__What this task involves__
Send back all the data below, exactly as given.

--- Input data ---

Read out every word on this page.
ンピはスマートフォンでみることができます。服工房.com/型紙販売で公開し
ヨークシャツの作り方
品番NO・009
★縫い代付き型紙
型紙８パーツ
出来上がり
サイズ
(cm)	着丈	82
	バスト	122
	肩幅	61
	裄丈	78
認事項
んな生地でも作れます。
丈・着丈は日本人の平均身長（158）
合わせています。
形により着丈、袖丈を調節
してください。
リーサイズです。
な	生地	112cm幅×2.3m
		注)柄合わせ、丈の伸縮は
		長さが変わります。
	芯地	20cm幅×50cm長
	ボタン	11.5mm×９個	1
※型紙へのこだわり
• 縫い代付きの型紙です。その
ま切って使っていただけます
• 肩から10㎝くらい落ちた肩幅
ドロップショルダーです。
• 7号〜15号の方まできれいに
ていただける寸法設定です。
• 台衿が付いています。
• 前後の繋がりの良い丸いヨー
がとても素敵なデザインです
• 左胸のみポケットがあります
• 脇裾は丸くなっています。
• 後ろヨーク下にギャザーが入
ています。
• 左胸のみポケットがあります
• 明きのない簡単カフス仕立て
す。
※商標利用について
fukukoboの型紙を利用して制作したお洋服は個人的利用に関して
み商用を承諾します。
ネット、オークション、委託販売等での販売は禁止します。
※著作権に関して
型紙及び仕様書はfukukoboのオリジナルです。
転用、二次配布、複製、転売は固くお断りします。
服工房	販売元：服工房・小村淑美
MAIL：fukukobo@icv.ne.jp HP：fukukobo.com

---

__Solution to the exercise__
Read out every word on this page.
ンピはスマートフォンでみることができます。服工房.com/型紙販売で公開し
ヨークシャツの作り方
品番NO・009
★縫い代付き型紙
型紙８パーツ
出来上がり
サイズ
(cm)	着丈	82
	バスト	122
	肩幅	61
	裄丈	78
認事項
んな生地でも作れます。
丈・着丈は日本人の平均身長（158）
合わせています。
形により着丈、袖丈を調節
してください。
リーサイズです。
な	生地	112cm幅×2.3m
		注)柄合わせ、丈の伸縮は
		長さが変わります。
	芯地	20cm幅×50cm長
	ボタン	11.5mm×９個	1
※型紙へのこだわり
• 縫い代付きの型紙です。その
ま切って使っていただけます
• 肩から10㎝くらい落ちた肩幅
ドロップショルダーです。
• 7号〜15号の方まできれいに
ていただける寸法設定です。
• 台衿が付いています。
• 前後の繋がりの良い丸いヨー
がとても素敵なデザインです
• 左胸のみポケットがあります
• 脇裾は丸くなっています。
• 後ろヨーク下にギャザーが入
ています。
• 左胸のみポケットがあります
• 明きのない簡単カフス仕立て
す。
※商標利用について
fukukoboの型紙を利用して制作したお洋服は個人的利用に関して
み商用を承諾します。
ネット、オークション、委託販売等での販売は禁止します。
※著作権に関して
型紙及び仕様書はfukukoboのオリジナルです。
転用、二次配布、複製、転売は固くお断りします。
服工房	販売元：服工房・小村淑美
MAIL：fukukobo@icv.ne.jp HP：fukukobo.com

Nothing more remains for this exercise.